Task details: Render the material from its first line through the line containing "category-item: Uso de" as a JSON list of strings, one string per line, leaving out any blank lines.

Entries shown:
• • •

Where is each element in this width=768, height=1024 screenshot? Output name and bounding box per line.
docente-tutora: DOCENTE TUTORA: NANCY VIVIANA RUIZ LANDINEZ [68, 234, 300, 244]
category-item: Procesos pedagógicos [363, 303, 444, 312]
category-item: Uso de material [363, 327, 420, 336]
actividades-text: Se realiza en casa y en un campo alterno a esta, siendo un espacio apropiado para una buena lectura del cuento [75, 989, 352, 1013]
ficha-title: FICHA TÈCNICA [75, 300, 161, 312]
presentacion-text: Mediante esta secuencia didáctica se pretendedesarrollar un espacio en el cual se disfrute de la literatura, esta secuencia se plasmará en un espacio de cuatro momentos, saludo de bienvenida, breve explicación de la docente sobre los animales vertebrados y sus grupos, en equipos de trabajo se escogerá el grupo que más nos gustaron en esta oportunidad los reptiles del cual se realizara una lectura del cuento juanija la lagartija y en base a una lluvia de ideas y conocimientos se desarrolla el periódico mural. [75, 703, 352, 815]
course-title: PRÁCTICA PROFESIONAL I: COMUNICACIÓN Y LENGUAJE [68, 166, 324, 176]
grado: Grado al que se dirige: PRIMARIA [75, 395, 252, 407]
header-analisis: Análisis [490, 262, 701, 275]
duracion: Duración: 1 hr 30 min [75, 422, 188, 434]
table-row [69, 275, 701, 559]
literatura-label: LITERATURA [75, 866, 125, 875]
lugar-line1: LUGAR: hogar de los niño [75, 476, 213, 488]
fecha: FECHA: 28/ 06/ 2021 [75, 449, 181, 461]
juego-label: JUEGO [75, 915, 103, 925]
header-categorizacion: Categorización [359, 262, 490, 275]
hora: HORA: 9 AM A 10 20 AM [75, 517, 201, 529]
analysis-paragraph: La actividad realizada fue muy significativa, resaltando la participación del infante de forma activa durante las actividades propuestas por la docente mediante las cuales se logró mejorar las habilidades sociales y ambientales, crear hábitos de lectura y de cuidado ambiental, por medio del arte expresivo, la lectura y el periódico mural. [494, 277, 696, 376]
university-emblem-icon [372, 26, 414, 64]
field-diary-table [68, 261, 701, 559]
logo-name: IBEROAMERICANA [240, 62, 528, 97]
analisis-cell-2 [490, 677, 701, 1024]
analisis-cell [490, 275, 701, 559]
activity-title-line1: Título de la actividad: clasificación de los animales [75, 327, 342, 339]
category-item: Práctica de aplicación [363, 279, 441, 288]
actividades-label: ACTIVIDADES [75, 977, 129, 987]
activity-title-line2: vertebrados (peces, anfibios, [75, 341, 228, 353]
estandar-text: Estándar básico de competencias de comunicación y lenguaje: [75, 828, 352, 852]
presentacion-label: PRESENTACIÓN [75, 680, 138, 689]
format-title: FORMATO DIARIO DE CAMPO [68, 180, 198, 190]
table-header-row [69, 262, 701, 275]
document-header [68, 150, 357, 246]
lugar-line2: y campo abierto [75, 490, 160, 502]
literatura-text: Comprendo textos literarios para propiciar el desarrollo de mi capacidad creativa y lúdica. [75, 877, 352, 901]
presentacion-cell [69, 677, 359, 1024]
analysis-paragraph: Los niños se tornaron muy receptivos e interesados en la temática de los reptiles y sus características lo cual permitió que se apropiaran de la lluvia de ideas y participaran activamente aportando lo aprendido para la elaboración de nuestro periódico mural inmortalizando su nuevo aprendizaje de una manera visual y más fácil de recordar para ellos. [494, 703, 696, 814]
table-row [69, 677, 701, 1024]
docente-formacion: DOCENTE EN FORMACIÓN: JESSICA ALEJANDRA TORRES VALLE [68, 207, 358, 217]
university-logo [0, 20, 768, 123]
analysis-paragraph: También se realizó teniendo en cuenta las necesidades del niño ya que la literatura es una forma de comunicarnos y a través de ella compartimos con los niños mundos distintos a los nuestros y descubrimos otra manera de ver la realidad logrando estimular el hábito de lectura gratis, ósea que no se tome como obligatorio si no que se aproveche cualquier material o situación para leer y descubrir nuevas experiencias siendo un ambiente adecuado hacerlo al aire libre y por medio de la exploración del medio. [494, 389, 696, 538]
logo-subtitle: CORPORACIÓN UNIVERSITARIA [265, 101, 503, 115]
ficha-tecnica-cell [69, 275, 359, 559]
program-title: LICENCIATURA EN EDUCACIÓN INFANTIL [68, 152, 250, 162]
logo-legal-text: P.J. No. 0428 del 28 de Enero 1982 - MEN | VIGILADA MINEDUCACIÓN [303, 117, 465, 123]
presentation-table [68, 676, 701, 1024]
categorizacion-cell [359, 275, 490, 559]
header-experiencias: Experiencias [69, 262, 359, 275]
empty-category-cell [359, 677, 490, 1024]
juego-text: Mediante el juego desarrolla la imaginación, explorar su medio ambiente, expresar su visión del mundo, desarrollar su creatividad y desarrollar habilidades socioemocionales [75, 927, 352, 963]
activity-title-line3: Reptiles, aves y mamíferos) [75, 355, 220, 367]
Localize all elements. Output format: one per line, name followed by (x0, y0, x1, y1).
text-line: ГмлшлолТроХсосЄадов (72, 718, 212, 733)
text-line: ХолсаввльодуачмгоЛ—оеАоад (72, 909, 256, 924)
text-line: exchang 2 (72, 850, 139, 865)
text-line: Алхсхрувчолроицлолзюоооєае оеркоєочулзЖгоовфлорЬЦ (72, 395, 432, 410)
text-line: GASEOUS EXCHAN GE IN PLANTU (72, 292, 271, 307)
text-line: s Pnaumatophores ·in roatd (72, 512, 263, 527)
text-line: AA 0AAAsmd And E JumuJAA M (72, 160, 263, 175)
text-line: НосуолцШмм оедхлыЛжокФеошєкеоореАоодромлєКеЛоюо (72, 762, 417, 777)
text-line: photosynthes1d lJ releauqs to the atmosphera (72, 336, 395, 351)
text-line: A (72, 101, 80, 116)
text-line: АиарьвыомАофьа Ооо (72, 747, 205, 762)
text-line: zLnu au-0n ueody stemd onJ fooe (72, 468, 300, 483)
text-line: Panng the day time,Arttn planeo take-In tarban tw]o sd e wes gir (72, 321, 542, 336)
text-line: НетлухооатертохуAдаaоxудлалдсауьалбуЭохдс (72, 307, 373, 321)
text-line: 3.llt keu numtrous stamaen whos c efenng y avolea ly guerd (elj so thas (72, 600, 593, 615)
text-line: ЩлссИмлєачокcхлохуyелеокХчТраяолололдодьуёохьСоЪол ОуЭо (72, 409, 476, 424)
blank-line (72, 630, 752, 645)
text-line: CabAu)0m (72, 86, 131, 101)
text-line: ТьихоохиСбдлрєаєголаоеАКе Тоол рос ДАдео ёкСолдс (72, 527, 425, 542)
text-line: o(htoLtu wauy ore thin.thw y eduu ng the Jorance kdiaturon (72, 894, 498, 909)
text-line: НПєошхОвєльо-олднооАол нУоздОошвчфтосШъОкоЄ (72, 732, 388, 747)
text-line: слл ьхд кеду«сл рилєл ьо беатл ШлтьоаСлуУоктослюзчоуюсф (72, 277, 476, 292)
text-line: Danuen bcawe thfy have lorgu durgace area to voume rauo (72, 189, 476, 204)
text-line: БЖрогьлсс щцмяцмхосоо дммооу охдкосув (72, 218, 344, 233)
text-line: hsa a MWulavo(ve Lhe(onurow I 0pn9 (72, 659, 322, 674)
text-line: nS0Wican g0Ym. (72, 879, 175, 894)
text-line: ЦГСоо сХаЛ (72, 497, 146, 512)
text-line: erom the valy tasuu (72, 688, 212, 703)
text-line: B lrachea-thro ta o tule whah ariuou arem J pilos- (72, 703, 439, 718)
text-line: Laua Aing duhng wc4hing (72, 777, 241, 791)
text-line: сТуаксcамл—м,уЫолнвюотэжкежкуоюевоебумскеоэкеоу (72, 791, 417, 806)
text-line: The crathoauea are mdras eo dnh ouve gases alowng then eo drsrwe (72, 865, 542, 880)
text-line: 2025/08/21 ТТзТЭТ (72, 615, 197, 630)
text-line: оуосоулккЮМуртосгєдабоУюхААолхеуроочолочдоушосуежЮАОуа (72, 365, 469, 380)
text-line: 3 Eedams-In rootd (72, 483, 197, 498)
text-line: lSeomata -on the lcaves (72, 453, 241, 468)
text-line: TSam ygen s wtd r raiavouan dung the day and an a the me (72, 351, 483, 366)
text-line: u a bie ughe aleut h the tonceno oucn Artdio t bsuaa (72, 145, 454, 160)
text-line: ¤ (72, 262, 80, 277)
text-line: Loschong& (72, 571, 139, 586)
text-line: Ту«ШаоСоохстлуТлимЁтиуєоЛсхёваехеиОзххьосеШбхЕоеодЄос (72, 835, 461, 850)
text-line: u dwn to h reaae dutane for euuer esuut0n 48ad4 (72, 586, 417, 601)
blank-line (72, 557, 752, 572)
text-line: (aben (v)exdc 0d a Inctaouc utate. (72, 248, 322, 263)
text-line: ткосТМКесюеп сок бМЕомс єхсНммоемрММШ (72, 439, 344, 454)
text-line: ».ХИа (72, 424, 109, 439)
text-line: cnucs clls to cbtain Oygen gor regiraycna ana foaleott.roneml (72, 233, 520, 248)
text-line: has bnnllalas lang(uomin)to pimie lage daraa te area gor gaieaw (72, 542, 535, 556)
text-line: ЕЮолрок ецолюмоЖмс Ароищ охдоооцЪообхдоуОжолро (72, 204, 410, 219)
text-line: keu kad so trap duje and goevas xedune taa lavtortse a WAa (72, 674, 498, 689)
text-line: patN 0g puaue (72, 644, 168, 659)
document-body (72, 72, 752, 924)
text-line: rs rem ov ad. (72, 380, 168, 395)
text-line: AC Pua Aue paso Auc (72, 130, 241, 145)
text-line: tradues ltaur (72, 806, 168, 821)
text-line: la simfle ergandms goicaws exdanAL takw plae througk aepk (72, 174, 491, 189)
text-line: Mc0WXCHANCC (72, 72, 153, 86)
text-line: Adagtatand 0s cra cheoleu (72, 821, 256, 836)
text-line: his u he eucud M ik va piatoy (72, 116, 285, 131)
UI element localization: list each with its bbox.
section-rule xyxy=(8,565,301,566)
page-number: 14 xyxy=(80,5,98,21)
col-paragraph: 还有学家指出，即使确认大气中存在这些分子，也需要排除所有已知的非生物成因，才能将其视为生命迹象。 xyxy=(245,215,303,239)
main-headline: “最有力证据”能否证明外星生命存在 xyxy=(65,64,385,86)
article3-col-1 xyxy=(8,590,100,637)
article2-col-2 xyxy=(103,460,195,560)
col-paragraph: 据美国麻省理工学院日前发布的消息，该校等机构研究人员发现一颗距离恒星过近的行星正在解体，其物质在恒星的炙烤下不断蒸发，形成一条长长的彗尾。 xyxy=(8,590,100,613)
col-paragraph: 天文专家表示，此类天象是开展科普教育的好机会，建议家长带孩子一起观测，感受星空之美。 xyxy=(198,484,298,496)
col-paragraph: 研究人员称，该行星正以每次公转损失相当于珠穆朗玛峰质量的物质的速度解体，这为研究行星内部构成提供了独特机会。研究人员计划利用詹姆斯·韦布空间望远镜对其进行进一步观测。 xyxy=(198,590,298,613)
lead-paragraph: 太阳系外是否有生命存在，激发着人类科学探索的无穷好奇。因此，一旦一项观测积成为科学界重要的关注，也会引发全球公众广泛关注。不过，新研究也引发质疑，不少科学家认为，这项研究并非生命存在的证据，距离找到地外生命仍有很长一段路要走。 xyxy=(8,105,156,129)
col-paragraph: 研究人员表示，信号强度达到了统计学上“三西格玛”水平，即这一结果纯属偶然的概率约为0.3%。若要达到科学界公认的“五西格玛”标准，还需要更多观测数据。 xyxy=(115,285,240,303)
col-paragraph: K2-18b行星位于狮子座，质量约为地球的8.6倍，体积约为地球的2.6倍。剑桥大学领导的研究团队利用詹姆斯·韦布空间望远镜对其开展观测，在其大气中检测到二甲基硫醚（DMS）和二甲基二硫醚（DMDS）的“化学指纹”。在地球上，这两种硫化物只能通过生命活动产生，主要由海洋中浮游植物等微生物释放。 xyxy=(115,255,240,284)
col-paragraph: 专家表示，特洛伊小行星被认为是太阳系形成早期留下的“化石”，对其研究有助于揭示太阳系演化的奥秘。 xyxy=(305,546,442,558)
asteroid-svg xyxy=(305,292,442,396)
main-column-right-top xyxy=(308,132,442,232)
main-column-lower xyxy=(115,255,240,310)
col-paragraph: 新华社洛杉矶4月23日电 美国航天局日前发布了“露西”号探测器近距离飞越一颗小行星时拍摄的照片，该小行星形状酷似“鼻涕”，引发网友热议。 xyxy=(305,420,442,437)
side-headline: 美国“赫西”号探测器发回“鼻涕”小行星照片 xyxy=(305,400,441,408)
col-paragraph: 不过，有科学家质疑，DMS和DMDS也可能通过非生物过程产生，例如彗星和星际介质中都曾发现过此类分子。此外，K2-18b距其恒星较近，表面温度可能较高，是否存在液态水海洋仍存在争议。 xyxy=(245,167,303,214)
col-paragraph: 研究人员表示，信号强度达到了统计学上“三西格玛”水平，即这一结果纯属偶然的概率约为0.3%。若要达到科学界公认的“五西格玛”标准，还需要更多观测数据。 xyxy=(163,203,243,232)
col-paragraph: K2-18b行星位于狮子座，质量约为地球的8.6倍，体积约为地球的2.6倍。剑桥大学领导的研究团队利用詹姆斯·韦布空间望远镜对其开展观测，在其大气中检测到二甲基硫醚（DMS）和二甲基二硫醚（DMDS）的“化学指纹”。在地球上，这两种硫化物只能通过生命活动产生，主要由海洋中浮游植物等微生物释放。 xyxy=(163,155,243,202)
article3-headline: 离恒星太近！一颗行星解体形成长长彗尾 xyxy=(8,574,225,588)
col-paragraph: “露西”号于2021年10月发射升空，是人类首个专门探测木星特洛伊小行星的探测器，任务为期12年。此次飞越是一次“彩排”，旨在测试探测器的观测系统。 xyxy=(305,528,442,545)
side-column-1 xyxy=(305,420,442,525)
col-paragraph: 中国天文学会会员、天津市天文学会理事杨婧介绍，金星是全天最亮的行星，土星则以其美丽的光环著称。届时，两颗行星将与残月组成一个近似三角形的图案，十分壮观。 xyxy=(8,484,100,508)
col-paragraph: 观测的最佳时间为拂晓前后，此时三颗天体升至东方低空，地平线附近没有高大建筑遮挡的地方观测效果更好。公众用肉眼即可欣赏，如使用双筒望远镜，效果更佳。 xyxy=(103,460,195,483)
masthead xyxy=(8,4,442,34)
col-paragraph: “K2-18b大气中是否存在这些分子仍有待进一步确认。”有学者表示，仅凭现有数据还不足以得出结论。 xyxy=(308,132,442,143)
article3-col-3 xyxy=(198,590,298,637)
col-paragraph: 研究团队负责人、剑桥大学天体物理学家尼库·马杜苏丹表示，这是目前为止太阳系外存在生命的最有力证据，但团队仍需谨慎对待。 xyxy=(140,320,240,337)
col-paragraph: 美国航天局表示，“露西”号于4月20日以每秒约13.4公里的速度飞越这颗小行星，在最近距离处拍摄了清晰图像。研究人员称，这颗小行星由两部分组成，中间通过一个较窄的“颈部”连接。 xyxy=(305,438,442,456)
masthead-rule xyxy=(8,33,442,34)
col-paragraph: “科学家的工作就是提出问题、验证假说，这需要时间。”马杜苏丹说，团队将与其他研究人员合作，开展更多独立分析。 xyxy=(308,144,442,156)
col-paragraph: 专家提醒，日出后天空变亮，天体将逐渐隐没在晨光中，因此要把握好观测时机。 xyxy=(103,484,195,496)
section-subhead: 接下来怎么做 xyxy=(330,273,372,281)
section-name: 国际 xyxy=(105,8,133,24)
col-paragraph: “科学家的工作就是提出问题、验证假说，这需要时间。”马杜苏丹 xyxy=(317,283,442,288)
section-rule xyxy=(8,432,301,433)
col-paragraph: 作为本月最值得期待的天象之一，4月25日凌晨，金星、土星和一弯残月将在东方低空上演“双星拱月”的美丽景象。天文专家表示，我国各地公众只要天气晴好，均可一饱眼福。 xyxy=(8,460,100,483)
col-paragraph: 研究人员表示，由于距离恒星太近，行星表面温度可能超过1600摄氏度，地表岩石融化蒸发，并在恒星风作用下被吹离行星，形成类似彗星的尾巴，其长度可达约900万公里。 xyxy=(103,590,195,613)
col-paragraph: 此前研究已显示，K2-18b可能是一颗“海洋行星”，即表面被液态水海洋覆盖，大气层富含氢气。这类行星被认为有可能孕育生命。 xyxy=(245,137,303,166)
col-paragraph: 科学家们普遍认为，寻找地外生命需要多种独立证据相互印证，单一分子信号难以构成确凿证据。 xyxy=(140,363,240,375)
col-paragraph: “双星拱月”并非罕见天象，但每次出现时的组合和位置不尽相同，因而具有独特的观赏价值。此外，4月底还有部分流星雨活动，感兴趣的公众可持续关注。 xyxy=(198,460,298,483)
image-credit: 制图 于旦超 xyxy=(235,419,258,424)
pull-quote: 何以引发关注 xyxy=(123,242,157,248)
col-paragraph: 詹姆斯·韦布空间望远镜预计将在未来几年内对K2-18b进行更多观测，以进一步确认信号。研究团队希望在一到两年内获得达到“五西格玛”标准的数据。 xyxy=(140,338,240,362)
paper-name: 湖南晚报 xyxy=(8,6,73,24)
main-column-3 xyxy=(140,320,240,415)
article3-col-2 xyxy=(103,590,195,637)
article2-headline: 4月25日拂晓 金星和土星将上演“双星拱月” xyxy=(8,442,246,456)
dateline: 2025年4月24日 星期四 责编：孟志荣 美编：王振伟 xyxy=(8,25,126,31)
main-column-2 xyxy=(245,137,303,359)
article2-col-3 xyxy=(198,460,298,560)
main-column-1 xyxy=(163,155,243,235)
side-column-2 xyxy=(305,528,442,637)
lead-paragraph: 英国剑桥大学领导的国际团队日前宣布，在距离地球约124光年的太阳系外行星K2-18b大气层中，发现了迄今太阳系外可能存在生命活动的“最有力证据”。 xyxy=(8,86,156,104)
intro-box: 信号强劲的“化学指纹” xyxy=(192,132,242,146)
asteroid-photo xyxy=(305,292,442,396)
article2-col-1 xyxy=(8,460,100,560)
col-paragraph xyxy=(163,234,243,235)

• • •

Response to this exercise:
[
  "Where is each element in this width=768, height=1024 screenshot? Output name and bounding box per line.",
  "docente-tutora: DOCENTE TUTORA: NANCY VIVIANA RUIZ LANDINEZ [68, 234, 300, 244]",
  "category-item: Procesos pedagógicos [363, 303, 444, 312]",
  "category-item: Uso de material [363, 327, 420, 336]"
]